• **To do**
Every line of the listing must be reproduced as it stands. Leave the images behind.

• **Data provided**
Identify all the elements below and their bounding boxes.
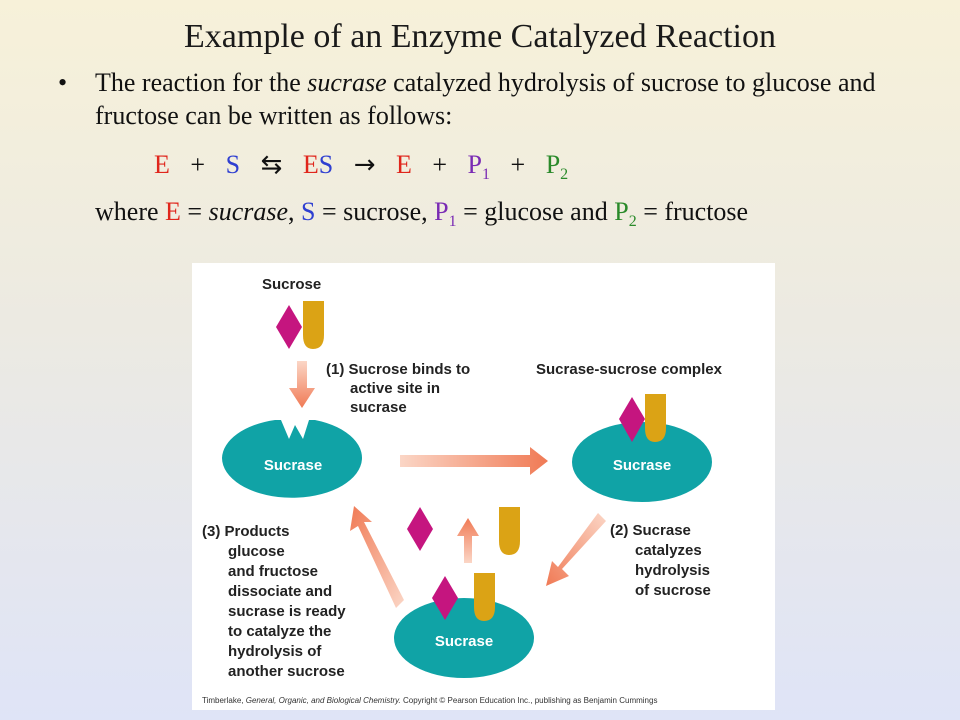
step3-line1: (3) Products — [202, 523, 290, 540]
where-eq4: = fructose — [636, 197, 749, 226]
arrow-down-binding — [289, 361, 315, 408]
where-p1: P1 — [434, 197, 456, 230]
credit-em: General, Organic, and Biological Chemist… — [246, 696, 401, 705]
bound-glucose-icon — [619, 397, 645, 442]
step3-line5: sucrase is ready — [228, 603, 346, 620]
step1-text: (1) Sucrose binds to active site in sucr… — [326, 361, 470, 416]
product-glucose-icon — [432, 576, 458, 620]
arrow-down-left-hydrolysis — [546, 513, 606, 586]
where-eq3: = glucose and — [456, 197, 615, 226]
bullet-dot: • — [58, 68, 68, 97]
sucrase-label-2: Sucrase — [613, 457, 671, 474]
eq-equilibrium-arrow: ⇆ — [260, 150, 283, 180]
eq-product-1: P1 — [467, 150, 490, 183]
where-word: where — [95, 197, 166, 226]
step3-text: (3) Products glucose and fructose dissoc… — [202, 523, 346, 680]
step2-line2: catalyzes — [635, 542, 702, 559]
eq-substrate: S — [225, 150, 241, 179]
where-p1-letter: P — [434, 197, 449, 226]
eq-arrow: → — [353, 150, 376, 180]
step1-line1: (1) Sucrose binds to — [326, 361, 470, 378]
sucrase-label-1: Sucrase — [264, 457, 322, 474]
step1-line2: active site in — [350, 380, 440, 397]
glucose-diamond-icon — [276, 305, 302, 349]
where-s: S — [301, 197, 316, 226]
where-comma: , — [288, 197, 302, 226]
where-definitions: where E = sucrase, S = sucrose, P1 = glu… — [95, 197, 748, 231]
bullet-text-b: catalyzed hydrolysis of sucrose to gluco… — [95, 68, 876, 130]
figure-credit: Timberlake, General, Organic, and Biolog… — [202, 696, 657, 705]
sucrase-enzyme-2 — [572, 422, 712, 502]
where-eq1: = — [180, 197, 209, 226]
credit-b: Copyright © Pearson Education Inc., publ… — [401, 696, 658, 705]
step3-line7: hydrolysis of — [228, 643, 322, 660]
enzyme-cycle-svg: Sucrose (1) Sucrose binds to active site… — [202, 276, 723, 705]
eq-product-2: P2 — [545, 150, 568, 183]
released-fructose-icon — [499, 507, 520, 555]
bullet-text-a: The reaction for the — [95, 68, 308, 97]
eq-p2-letter: P — [545, 150, 561, 179]
eq-enzyme-2: E — [395, 150, 412, 179]
where-p2-sub: 2 — [628, 213, 637, 231]
bullet-text-em: sucrase — [307, 68, 387, 97]
sucrose-label: Sucrose — [262, 276, 321, 293]
bound-fructose-icon — [645, 394, 666, 442]
step3-line8: another sucrose — [228, 663, 345, 680]
released-glucose-icon — [407, 507, 433, 551]
product-fructose-icon — [474, 573, 495, 621]
slide-title: Example of an Enzyme Catalyzed Reaction — [184, 18, 776, 55]
bullet-text: The reaction for the sucrase catalyzed h… — [95, 66, 905, 132]
step3-line6: to catalyze the — [228, 623, 331, 640]
reaction-equation: E + S ⇆ ES → E + P1 + P2 — [154, 150, 582, 184]
arrow-right-complex — [400, 447, 548, 475]
step3-line4: dissociate and — [228, 583, 332, 600]
sucrase-label-3: Sucrase — [435, 633, 493, 650]
step2-text: (2) Sucrase catalyzes hydrolysis of sucr… — [610, 522, 711, 599]
step2-line1: (2) Sucrase — [610, 522, 691, 539]
eq-complex: ES — [303, 150, 333, 179]
enzyme-cycle-figure: Sucrose (1) Sucrose binds to active site… — [192, 263, 775, 710]
fructose-shape-icon — [303, 301, 324, 349]
step2-line3: hydrolysis — [635, 562, 710, 579]
step2-line4: of sucrose — [635, 582, 711, 599]
eq-plus: + — [190, 150, 206, 179]
complex-label: Sucrase-sucrose complex — [536, 361, 723, 378]
eq-plus-2: + — [432, 150, 448, 179]
eq-complex-e: E — [302, 150, 319, 179]
where-sucrase: sucrase — [208, 197, 289, 226]
step3-line3: and fructose — [228, 563, 318, 580]
arrow-up-release — [457, 518, 479, 563]
credit-a: Timberlake, — [202, 696, 246, 705]
eq-p1-letter: P — [467, 150, 483, 179]
where-p1-sub: 1 — [448, 213, 457, 231]
eq-p1-sub: 1 — [482, 166, 491, 184]
where-p2-letter: P — [614, 197, 629, 226]
step1-line3: sucrase — [350, 399, 407, 416]
where-e: E — [165, 197, 181, 226]
where-eq2: = sucrose, — [315, 197, 435, 226]
where-p2: P2 — [614, 197, 636, 230]
sucrase-enzyme-3 — [394, 598, 534, 678]
eq-complex-s: S — [318, 150, 334, 179]
eq-p2-sub: 2 — [560, 166, 569, 184]
eq-plus-3: + — [510, 150, 526, 179]
eq-enzyme: E — [154, 150, 170, 179]
step3-line2: glucose — [228, 543, 285, 560]
arrow-up-left-recycle — [350, 506, 404, 608]
sucrase-enzyme-1 — [222, 420, 362, 498]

• **Written response**
Identify all the elements below and their bounding boxes.
step3-line1: (3) Products — [202, 523, 290, 540]
where-eq4: = fructose — [636, 197, 749, 226]
arrow-down-binding — [289, 361, 315, 408]
where-p1: P1 — [434, 197, 456, 230]
credit-em: General, Organic, and Biological Chemist… — [246, 696, 401, 705]
bound-glucose-icon — [619, 397, 645, 442]
step3-line5: sucrase is ready — [228, 603, 346, 620]
step1-text: (1) Sucrose binds to active site in sucr… — [326, 361, 470, 416]
product-glucose-icon — [432, 576, 458, 620]
arrow-down-left-hydrolysis — [546, 513, 606, 586]
where-eq3: = glucose and — [456, 197, 615, 226]
bullet-dot: • — [58, 68, 68, 97]
sucrase-label-2: Sucrase — [613, 457, 671, 474]
eq-equilibrium-arrow: ⇆ — [260, 150, 283, 180]
eq-product-1: P1 — [467, 150, 490, 183]
where-word: where — [95, 197, 166, 226]
step3-text: (3) Products glucose and fructose dissoc… — [202, 523, 346, 680]
step2-line2: catalyzes — [635, 542, 702, 559]
eq-substrate: S — [225, 150, 241, 179]
where-p1-letter: P — [434, 197, 449, 226]
eq-arrow: → — [353, 150, 376, 180]
step1-line1: (1) Sucrose binds to — [326, 361, 470, 378]
sucrase-label-1: Sucrase — [264, 457, 322, 474]
step1-line2: active site in — [350, 380, 440, 397]
glucose-diamond-icon — [276, 305, 302, 349]
where-s: S — [301, 197, 316, 226]
where-comma: , — [288, 197, 302, 226]
where-definitions: where E = sucrase, S = sucrose, P1 = glu… — [95, 197, 748, 231]
bullet-text-b: catalyzed hydrolysis of sucrose to gluco… — [95, 68, 876, 130]
figure-credit: Timberlake, General, Organic, and Biolog… — [202, 696, 657, 705]
sucrase-enzyme-2 — [572, 422, 712, 502]
where-eq1: = — [180, 197, 209, 226]
credit-b: Copyright © Pearson Education Inc., publ… — [401, 696, 658, 705]
step3-line7: hydrolysis of — [228, 643, 322, 660]
enzyme-cycle-svg: Sucrose (1) Sucrose binds to active site… — [202, 276, 723, 705]
eq-product-2: P2 — [545, 150, 568, 183]
released-fructose-icon — [499, 507, 520, 555]
bullet-text-a: The reaction for the — [95, 68, 308, 97]
eq-p2-letter: P — [545, 150, 561, 179]
eq-enzyme-2: E — [395, 150, 412, 179]
where-p2-sub: 2 — [628, 213, 637, 231]
bullet-text-em: sucrase — [307, 68, 387, 97]
sucrose-label: Sucrose — [262, 276, 321, 293]
bound-fructose-icon — [645, 394, 666, 442]
step3-line8: another sucrose — [228, 663, 345, 680]
released-glucose-icon — [407, 507, 433, 551]
product-fructose-icon — [474, 573, 495, 621]
slide-title: Example of an Enzyme Catalyzed Reaction — [184, 18, 776, 55]
bullet-text: The reaction for the sucrase catalyzed h… — [95, 66, 905, 132]
step3-line6: to catalyze the — [228, 623, 331, 640]
reaction-equation: E + S ⇆ ES → E + P1 + P2 — [154, 150, 582, 184]
arrow-right-complex — [400, 447, 548, 475]
step3-line4: dissociate and — [228, 583, 332, 600]
sucrase-label-3: Sucrase — [435, 633, 493, 650]
step2-text: (2) Sucrase catalyzes hydrolysis of sucr… — [610, 522, 711, 599]
step2-line1: (2) Sucrase — [610, 522, 691, 539]
eq-complex: ES — [303, 150, 333, 179]
enzyme-cycle-figure: Sucrose (1) Sucrose binds to active site… — [192, 263, 775, 710]
fructose-shape-icon — [303, 301, 324, 349]
step2-line3: hydrolysis — [635, 562, 710, 579]
step2-line4: of sucrose — [635, 582, 711, 599]
eq-plus: + — [190, 150, 206, 179]
complex-label: Sucrase-sucrose complex — [536, 361, 723, 378]
eq-plus-2: + — [432, 150, 448, 179]
eq-complex-e: E — [302, 150, 319, 179]
where-sucrase: sucrase — [208, 197, 289, 226]
step3-line3: and fructose — [228, 563, 318, 580]
arrow-up-release — [457, 518, 479, 563]
credit-a: Timberlake, — [202, 696, 246, 705]
eq-p1-letter: P — [467, 150, 483, 179]
where-p1-sub: 1 — [448, 213, 457, 231]
eq-p1-sub: 1 — [482, 166, 491, 184]
where-p2-letter: P — [614, 197, 629, 226]
step1-line3: sucrase — [350, 399, 407, 416]
where-e: E — [165, 197, 181, 226]
where-eq2: = sucrose, — [315, 197, 435, 226]
where-p2: P2 — [614, 197, 636, 230]
sucrase-enzyme-3 — [394, 598, 534, 678]
eq-complex-s: S — [318, 150, 334, 179]
eq-p2-sub: 2 — [560, 166, 569, 184]
eq-plus-3: + — [510, 150, 526, 179]
eq-enzyme: E — [154, 150, 170, 179]
step3-line2: glucose — [228, 543, 285, 560]
arrow-up-left-recycle — [350, 506, 404, 608]
sucrase-enzyme-1 — [222, 420, 362, 498]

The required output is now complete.